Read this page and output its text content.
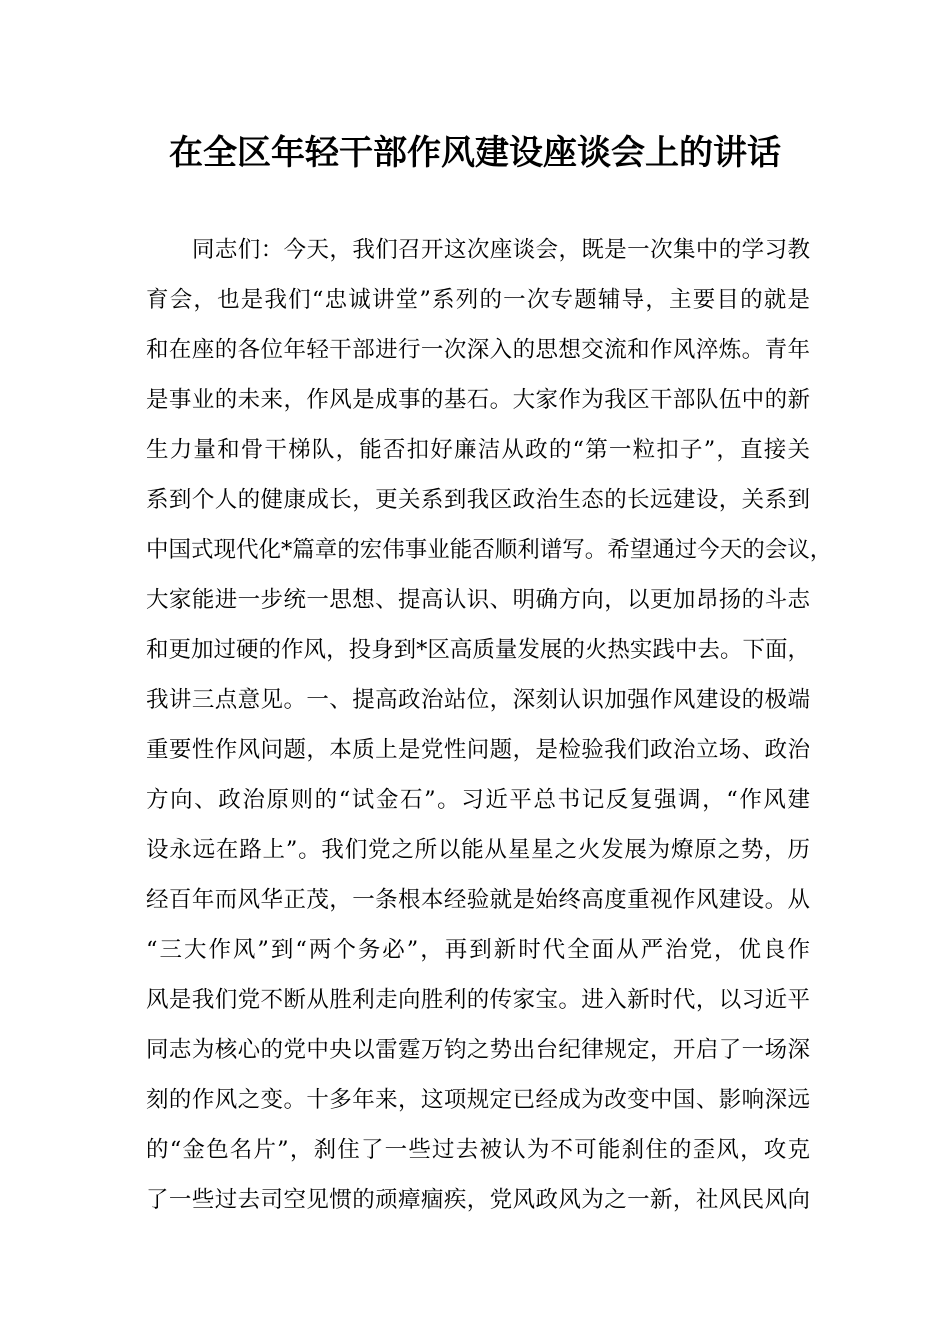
在全区年轻干部作风建设座谈会上的讲话
同志们：今天，我们召开这次座谈会，既是一次集中的学习教
育会，也是我们“忠诚讲堂”系列的一次专题辅导，主要目的就是
和在座的各位年轻干部进行一次深入的思想交流和作风淬炼。青年
是事业的未来，作风是成事的基石。大家作为我区干部队伍中的新
生力量和骨干梯队，能否扣好廉洁从政的“第一粒扣子”，直接关
系到个人的健康成长，更关系到我区政治生态的长远建设，关系到
中国式现代化*篇章的宏伟事业能否顺利谱写。希望通过今天的会议，
大家能进一步统一思想、提高认识、明确方向，以更加昂扬的斗志
和更加过硬的作风，投身到*区高质量发展的火热实践中去。下面，
我讲三点意见。一、提高政治站位，深刻认识加强作风建设的极端
重要性作风问题，本质上是党性问题，是检验我们政治立场、政治
方向、政治原则的“试金石”。习近平总书记反复强调，“作风建
设永远在路上”。我们党之所以能从星星之火发展为燎原之势，历
经百年而风华正茂，一条根本经验就是始终高度重视作风建设。从
“三大作风”到“两个务必”，再到新时代全面从严治党，优良作
风是我们党不断从胜利走向胜利的传家宝。进入新时代，以习近平
同志为核心的党中央以雷霆万钧之势出台纪律规定，开启了一场深
刻的作风之变。十多年来，这项规定已经成为改变中国、影响深远
的“金色名片”，刹住了一些过去被认为不可能刹住的歪风，攻克
了一些过去司空见惯的顽瘴痼疾，党风政风为之一新，社风民风向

· · ·

[WHAT YOU SHOULD DO]
Make an exact copy of the records shown above, without the pictures.

[ANSWER]
Read this page and output its text content.
在全区年轻干部作风建设座谈会上的讲话
同志们：今天，我们召开这次座谈会，既是一次集中的学习教
育会，也是我们“忠诚讲堂”系列的一次专题辅导，主要目的就是
和在座的各位年轻干部进行一次深入的思想交流和作风淬炼。青年
是事业的未来，作风是成事的基石。大家作为我区干部队伍中的新
生力量和骨干梯队，能否扣好廉洁从政的“第一粒扣子”，直接关
系到个人的健康成长，更关系到我区政治生态的长远建设，关系到
中国式现代化*篇章的宏伟事业能否顺利谱写。希望通过今天的会议，
大家能进一步统一思想、提高认识、明确方向，以更加昂扬的斗志
和更加过硬的作风，投身到*区高质量发展的火热实践中去。下面，
我讲三点意见。一、提高政治站位，深刻认识加强作风建设的极端
重要性作风问题，本质上是党性问题，是检验我们政治立场、政治
方向、政治原则的“试金石”。习近平总书记反复强调，“作风建
设永远在路上”。我们党之所以能从星星之火发展为燎原之势，历
经百年而风华正茂，一条根本经验就是始终高度重视作风建设。从
“三大作风”到“两个务必”，再到新时代全面从严治党，优良作
风是我们党不断从胜利走向胜利的传家宝。进入新时代，以习近平
同志为核心的党中央以雷霆万钧之势出台纪律规定，开启了一场深
刻的作风之变。十多年来，这项规定已经成为改变中国、影响深远
的“金色名片”，刹住了一些过去被认为不可能刹住的歪风，攻克
了一些过去司空见惯的顽瘴痼疾，党风政风为之一新，社风民风向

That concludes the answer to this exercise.